◆ **PROBLEM**
Word for word, quote the lines from the one containing "Read out every word on this page." to the end of the entries below, including both. Leave pictures out.

--- START RAW RECORDS ---

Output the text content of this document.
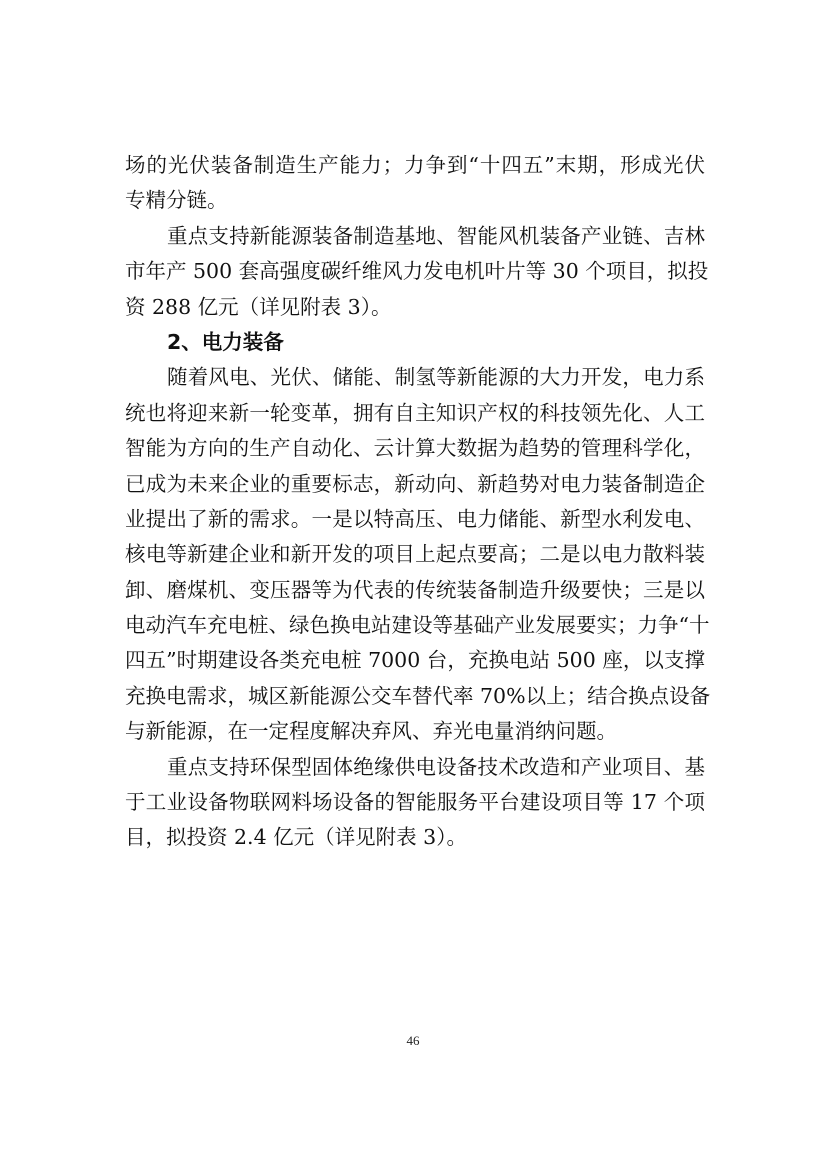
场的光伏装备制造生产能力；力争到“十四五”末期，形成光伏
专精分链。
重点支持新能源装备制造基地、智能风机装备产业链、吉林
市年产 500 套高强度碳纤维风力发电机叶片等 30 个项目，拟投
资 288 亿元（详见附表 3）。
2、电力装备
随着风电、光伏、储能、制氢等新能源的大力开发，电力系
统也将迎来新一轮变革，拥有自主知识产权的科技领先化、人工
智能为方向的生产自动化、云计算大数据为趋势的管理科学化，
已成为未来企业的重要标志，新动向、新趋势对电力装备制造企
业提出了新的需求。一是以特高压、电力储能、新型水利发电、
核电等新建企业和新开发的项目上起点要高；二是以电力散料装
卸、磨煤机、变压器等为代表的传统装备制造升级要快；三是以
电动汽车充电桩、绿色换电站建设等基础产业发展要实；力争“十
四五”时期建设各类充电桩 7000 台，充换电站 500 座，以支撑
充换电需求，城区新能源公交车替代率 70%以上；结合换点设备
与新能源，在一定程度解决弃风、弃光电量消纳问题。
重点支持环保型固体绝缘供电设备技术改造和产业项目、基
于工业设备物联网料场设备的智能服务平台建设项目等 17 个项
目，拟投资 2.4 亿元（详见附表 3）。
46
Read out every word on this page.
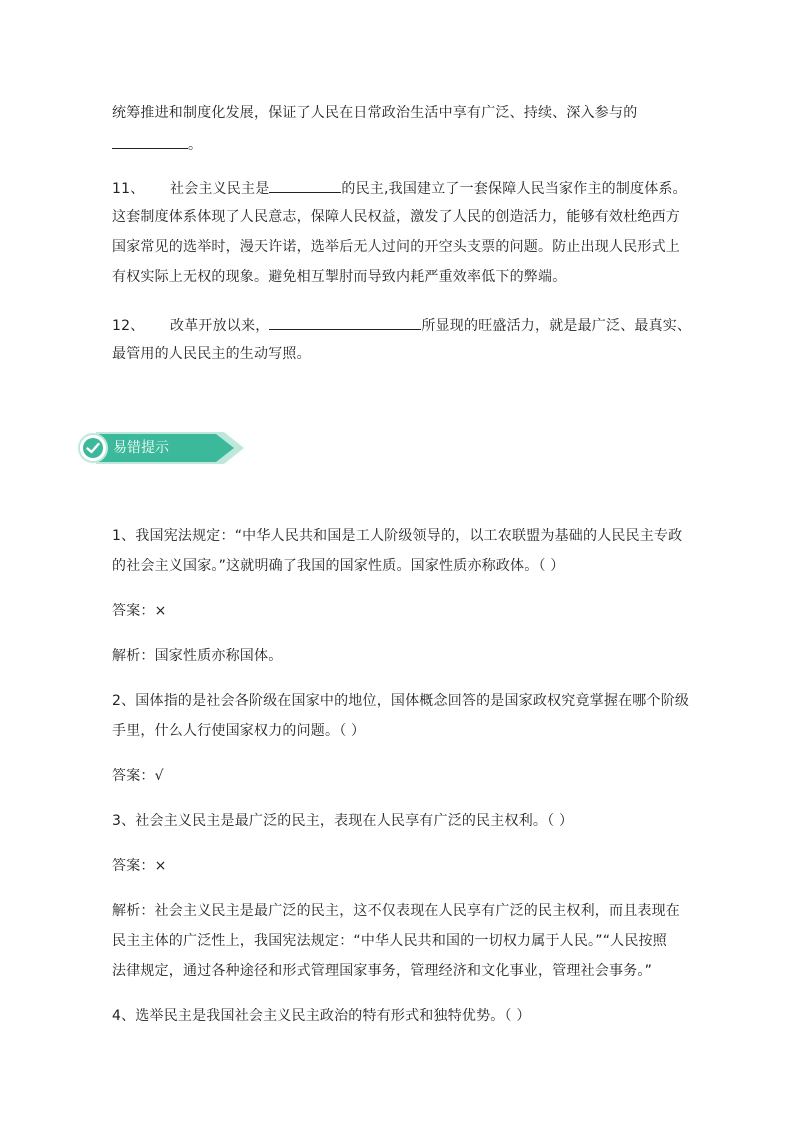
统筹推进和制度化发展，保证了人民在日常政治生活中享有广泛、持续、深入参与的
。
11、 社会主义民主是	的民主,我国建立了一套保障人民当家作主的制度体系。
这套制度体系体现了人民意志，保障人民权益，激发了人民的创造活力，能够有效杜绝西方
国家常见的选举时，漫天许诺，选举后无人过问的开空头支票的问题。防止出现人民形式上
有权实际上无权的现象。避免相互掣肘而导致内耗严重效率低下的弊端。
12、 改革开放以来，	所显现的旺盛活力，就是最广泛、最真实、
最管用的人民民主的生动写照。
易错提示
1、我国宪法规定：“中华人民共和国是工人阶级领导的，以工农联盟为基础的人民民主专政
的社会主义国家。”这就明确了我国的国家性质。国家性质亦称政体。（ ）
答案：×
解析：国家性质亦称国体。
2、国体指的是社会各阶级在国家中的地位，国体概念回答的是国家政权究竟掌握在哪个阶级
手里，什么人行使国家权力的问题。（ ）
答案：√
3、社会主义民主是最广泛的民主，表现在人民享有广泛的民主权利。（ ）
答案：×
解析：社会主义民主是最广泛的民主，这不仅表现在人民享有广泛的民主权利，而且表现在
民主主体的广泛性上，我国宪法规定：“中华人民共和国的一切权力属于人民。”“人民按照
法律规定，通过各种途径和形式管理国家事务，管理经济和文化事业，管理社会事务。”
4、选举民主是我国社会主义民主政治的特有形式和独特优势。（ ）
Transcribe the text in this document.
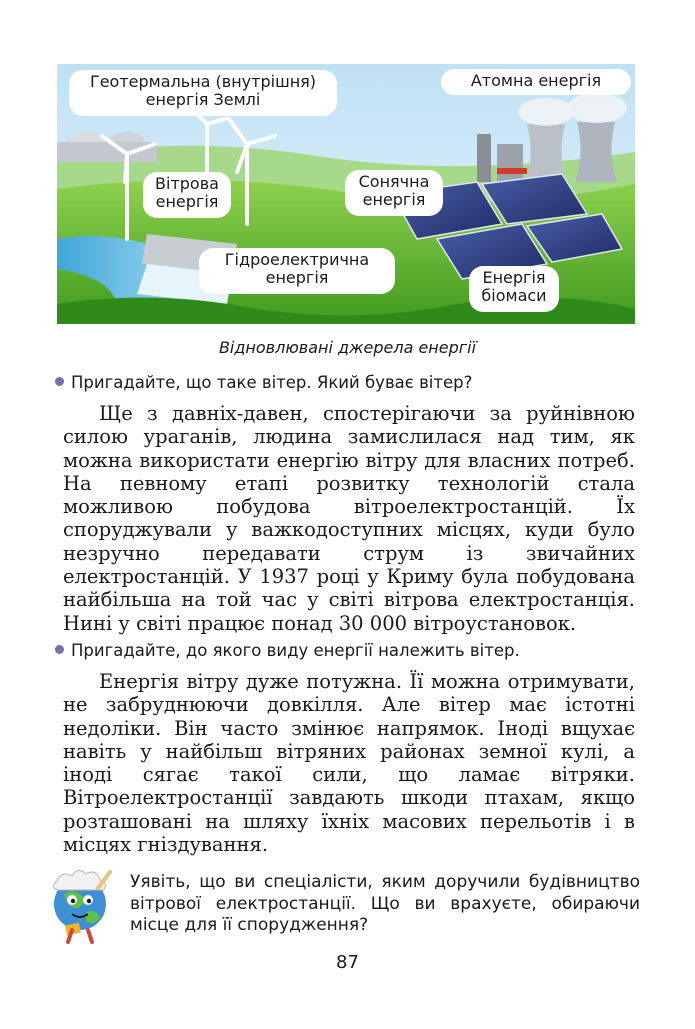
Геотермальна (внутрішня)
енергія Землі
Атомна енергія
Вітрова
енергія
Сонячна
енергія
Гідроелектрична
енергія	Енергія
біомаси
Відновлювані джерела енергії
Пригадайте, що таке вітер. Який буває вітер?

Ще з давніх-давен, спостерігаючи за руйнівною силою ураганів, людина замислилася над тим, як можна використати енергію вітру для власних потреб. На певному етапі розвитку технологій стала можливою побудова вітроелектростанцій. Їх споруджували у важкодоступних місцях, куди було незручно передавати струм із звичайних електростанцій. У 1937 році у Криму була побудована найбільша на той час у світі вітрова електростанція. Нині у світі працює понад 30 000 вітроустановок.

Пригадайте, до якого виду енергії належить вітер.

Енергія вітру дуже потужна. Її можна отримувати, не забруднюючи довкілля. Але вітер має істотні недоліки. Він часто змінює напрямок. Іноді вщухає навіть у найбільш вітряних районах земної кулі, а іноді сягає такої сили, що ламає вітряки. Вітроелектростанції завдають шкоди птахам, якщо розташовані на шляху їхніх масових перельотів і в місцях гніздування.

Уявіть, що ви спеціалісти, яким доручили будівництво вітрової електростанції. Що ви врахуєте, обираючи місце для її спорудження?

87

--- END RAW RECORDS ---

◆ **FULL RESPONSE**
Read out every word on this page.
统筹推进和制度化发展，保证了人民在日常政治生活中享有广泛、持续、深入参与的
。
11、 社会主义民主是	的民主,我国建立了一套保障人民当家作主的制度体系。
这套制度体系体现了人民意志，保障人民权益，激发了人民的创造活力，能够有效杜绝西方
国家常见的选举时，漫天许诺，选举后无人过问的开空头支票的问题。防止出现人民形式上
有权实际上无权的现象。避免相互掣肘而导致内耗严重效率低下的弊端。
12、 改革开放以来，	所显现的旺盛活力，就是最广泛、最真实、
最管用的人民民主的生动写照。
易错提示
1、我国宪法规定：“中华人民共和国是工人阶级领导的，以工农联盟为基础的人民民主专政
的社会主义国家。”这就明确了我国的国家性质。国家性质亦称政体。（ ）
答案：×
解析：国家性质亦称国体。
2、国体指的是社会各阶级在国家中的地位，国体概念回答的是国家政权究竟掌握在哪个阶级
手里，什么人行使国家权力的问题。（ ）
答案：√
3、社会主义民主是最广泛的民主，表现在人民享有广泛的民主权利。（ ）
答案：×
解析：社会主义民主是最广泛的民主，这不仅表现在人民享有广泛的民主权利，而且表现在
民主主体的广泛性上，我国宪法规定：“中华人民共和国的一切权力属于人民。”“人民按照
法律规定，通过各种途径和形式管理国家事务，管理经济和文化事业，管理社会事务。”
4、选举民主是我国社会主义民主政治的特有形式和独特优势。（ ）
Transcribe the text in this document.
Геотермальна (внутрішня)
енергія Землі
Атомна енергія
Вітрова
енергія
Сонячна
енергія
Гідроелектрична
енергія	Енергія
біомаси
Відновлювані джерела енергії
Пригадайте, що таке вітер. Який буває вітер?

Ще з давніх-давен, спостерігаючи за руйнівною силою ураганів, людина замислилася над тим, як можна використати енергію вітру для власних потреб. На певному етапі розвитку технологій стала можливою побудова вітроелектростанцій. Їх споруджували у важкодоступних місцях, куди було незручно передавати струм із звичайних електростанцій. У 1937 році у Криму була побудована найбільша на той час у світі вітрова електростанція. Нині у світі працює понад 30 000 вітроустановок.

Пригадайте, до якого виду енергії належить вітер.

Енергія вітру дуже потужна. Її можна отримувати, не забруднюючи довкілля. Але вітер має істотні недоліки. Він часто змінює напрямок. Іноді вщухає навіть у найбільш вітряних районах земної кулі, а іноді сягає такої сили, що ламає вітряки. Вітроелектростанції завдають шкоди птахам, якщо розташовані на шляху їхніх масових перельотів і в місцях гніздування.

Уявіть, що ви спеціалісти, яким доручили будівництво вітрової електростанції. Що ви врахуєте, обираючи місце для її спорудження?

87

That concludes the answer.